'''

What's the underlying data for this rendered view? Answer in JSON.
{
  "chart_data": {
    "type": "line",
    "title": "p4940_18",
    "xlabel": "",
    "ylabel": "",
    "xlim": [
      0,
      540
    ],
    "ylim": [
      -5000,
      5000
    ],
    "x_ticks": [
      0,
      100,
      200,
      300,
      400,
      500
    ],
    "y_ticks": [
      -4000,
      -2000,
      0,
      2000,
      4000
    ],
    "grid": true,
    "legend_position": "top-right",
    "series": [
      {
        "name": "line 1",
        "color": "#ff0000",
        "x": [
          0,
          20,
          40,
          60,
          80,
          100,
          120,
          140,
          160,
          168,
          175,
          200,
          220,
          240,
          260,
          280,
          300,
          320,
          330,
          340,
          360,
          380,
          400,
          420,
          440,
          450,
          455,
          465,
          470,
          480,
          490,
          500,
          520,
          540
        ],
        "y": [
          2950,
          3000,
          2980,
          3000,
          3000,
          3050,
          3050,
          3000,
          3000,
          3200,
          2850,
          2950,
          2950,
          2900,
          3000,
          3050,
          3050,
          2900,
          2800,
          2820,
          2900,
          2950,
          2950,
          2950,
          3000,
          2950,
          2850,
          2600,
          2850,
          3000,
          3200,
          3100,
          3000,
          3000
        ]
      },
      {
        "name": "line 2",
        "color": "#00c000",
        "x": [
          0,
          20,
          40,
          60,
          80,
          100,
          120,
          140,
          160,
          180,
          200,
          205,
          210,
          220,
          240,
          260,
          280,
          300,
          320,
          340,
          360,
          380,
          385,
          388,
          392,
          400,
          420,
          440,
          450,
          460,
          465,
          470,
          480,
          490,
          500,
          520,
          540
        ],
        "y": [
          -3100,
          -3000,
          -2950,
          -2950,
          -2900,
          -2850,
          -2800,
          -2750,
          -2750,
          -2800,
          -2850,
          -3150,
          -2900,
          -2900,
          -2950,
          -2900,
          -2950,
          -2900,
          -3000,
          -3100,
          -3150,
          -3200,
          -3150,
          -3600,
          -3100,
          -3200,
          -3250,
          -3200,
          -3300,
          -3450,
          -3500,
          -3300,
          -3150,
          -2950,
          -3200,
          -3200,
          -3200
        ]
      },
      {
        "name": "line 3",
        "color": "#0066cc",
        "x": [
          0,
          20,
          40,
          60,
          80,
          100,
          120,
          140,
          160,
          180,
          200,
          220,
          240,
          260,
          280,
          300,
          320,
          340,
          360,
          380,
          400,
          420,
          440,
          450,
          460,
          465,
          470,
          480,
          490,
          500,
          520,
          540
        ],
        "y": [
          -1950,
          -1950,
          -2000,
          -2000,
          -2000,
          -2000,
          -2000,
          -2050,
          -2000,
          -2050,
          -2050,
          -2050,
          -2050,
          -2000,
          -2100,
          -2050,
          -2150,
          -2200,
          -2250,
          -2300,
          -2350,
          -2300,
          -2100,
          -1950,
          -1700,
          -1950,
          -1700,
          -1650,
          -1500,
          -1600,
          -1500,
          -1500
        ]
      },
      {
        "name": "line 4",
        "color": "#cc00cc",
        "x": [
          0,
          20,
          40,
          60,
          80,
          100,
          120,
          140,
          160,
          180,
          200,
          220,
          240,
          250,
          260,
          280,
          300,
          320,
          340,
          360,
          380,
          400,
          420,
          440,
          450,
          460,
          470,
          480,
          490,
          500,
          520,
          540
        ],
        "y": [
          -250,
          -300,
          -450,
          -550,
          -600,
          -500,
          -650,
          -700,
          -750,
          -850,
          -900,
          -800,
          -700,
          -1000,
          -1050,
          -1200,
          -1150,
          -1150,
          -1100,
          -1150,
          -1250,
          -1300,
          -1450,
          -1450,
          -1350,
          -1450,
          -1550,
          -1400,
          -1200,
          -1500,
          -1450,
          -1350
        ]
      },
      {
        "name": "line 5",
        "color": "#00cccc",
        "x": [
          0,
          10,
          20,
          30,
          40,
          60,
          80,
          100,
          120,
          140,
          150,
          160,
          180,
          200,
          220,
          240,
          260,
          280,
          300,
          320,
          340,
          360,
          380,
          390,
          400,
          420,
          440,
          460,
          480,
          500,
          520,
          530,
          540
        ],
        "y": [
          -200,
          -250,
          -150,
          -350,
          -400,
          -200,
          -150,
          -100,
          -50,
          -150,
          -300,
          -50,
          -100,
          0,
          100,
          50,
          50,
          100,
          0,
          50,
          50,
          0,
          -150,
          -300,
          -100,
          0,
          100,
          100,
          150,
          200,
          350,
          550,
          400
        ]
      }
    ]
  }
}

'''

Repeat each record exactly, leaving nothing out.

▶ **Result of this task**:
What's the underlying data for this rendered view? Answer in JSON.
{
  "chart_data": {
    "type": "line",
    "title": "p4940_18",
    "xlabel": "",
    "ylabel": "",
    "xlim": [
      0,
      540
    ],
    "ylim": [
      -5000,
      5000
    ],
    "x_ticks": [
      0,
      100,
      200,
      300,
      400,
      500
    ],
    "y_ticks": [
      -4000,
      -2000,
      0,
      2000,
      4000
    ],
    "grid": true,
    "legend_position": "top-right",
    "series": [
      {
        "name": "line 1",
        "color": "#ff0000",
        "x": [
          0,
          20,
          40,
          60,
          80,
          100,
          120,
          140,
          160,
          168,
          175,
          200,
          220,
          240,
          260,
          280,
          300,
          320,
          330,
          340,
          360,
          380,
          400,
          420,
          440,
          450,
          455,
          465,
          470,
          480,
          490,
          500,
          520,
          540
        ],
        "y": [
          2950,
          3000,
          2980,
          3000,
          3000,
          3050,
          3050,
          3000,
          3000,
          3200,
          2850,
          2950,
          2950,
          2900,
          3000,
          3050,
          3050,
          2900,
          2800,
          2820,
          2900,
          2950,
          2950,
          2950,
          3000,
          2950,
          2850,
          2600,
          2850,
          3000,
          3200,
          3100,
          3000,
          3000
        ]
      },
      {
        "name": "line 2",
        "color": "#00c000",
        "x": [
          0,
          20,
          40,
          60,
          80,
          100,
          120,
          140,
          160,
          180,
          200,
          205,
          210,
          220,
          240,
          260,
          280,
          300,
          320,
          340,
          360,
          380,
          385,
          388,
          392,
          400,
          420,
          440,
          450,
          460,
          465,
          470,
          480,
          490,
          500,
          520,
          540
        ],
        "y": [
          -3100,
          -3000,
          -2950,
          -2950,
          -2900,
          -2850,
          -2800,
          -2750,
          -2750,
          -2800,
          -2850,
          -3150,
          -2900,
          -2900,
          -2950,
          -2900,
          -2950,
          -2900,
          -3000,
          -3100,
          -3150,
          -3200,
          -3150,
          -3600,
          -3100,
          -3200,
          -3250,
          -3200,
          -3300,
          -3450,
          -3500,
          -3300,
          -3150,
          -2950,
          -3200,
          -3200,
          -3200
        ]
      },
      {
        "name": "line 3",
        "color": "#0066cc",
        "x": [
          0,
          20,
          40,
          60,
          80,
          100,
          120,
          140,
          160,
          180,
          200,
          220,
          240,
          260,
          280,
          300,
          320,
          340,
          360,
          380,
          400,
          420,
          440,
          450,
          460,
          465,
          470,
          480,
          490,
          500,
          520,
          540
        ],
        "y": [
          -1950,
          -1950,
          -2000,
          -2000,
          -2000,
          -2000,
          -2000,
          -2050,
          -2000,
          -2050,
          -2050,
          -2050,
          -2050,
          -2000,
          -2100,
          -2050,
          -2150,
          -2200,
          -2250,
          -2300,
          -2350,
          -2300,
          -2100,
          -1950,
          -1700,
          -1950,
          -1700,
          -1650,
          -1500,
          -1600,
          -1500,
          -1500
        ]
      },
      {
        "name": "line 4",
        "color": "#cc00cc",
        "x": [
          0,
          20,
          40,
          60,
          80,
          100,
          120,
          140,
          160,
          180,
          200,
          220,
          240,
          250,
          260,
          280,
          300,
          320,
          340,
          360,
          380,
          400,
          420,
          440,
          450,
          460,
          470,
          480,
          490,
          500,
          520,
          540
        ],
        "y": [
          -250,
          -300,
          -450,
          -550,
          -600,
          -500,
          -650,
          -700,
          -750,
          -850,
          -900,
          -800,
          -700,
          -1000,
          -1050,
          -1200,
          -1150,
          -1150,
          -1100,
          -1150,
          -1250,
          -1300,
          -1450,
          -1450,
          -1350,
          -1450,
          -1550,
          -1400,
          -1200,
          -1500,
          -1450,
          -1350
        ]
      },
      {
        "name": "line 5",
        "color": "#00cccc",
        "x": [
          0,
          10,
          20,
          30,
          40,
          60,
          80,
          100,
          120,
          140,
          150,
          160,
          180,
          200,
          220,
          240,
          260,
          280,
          300,
          320,
          340,
          360,
          380,
          390,
          400,
          420,
          440,
          460,
          480,
          500,
          520,
          530,
          540
        ],
        "y": [
          -200,
          -250,
          -150,
          -350,
          -400,
          -200,
          -150,
          -100,
          -50,
          -150,
          -300,
          -50,
          -100,
          0,
          100,
          50,
          50,
          100,
          0,
          50,
          50,
          0,
          -150,
          -300,
          -100,
          0,
          100,
          100,
          150,
          200,
          350,
          550,
          400
        ]
      }
    ]
  }
}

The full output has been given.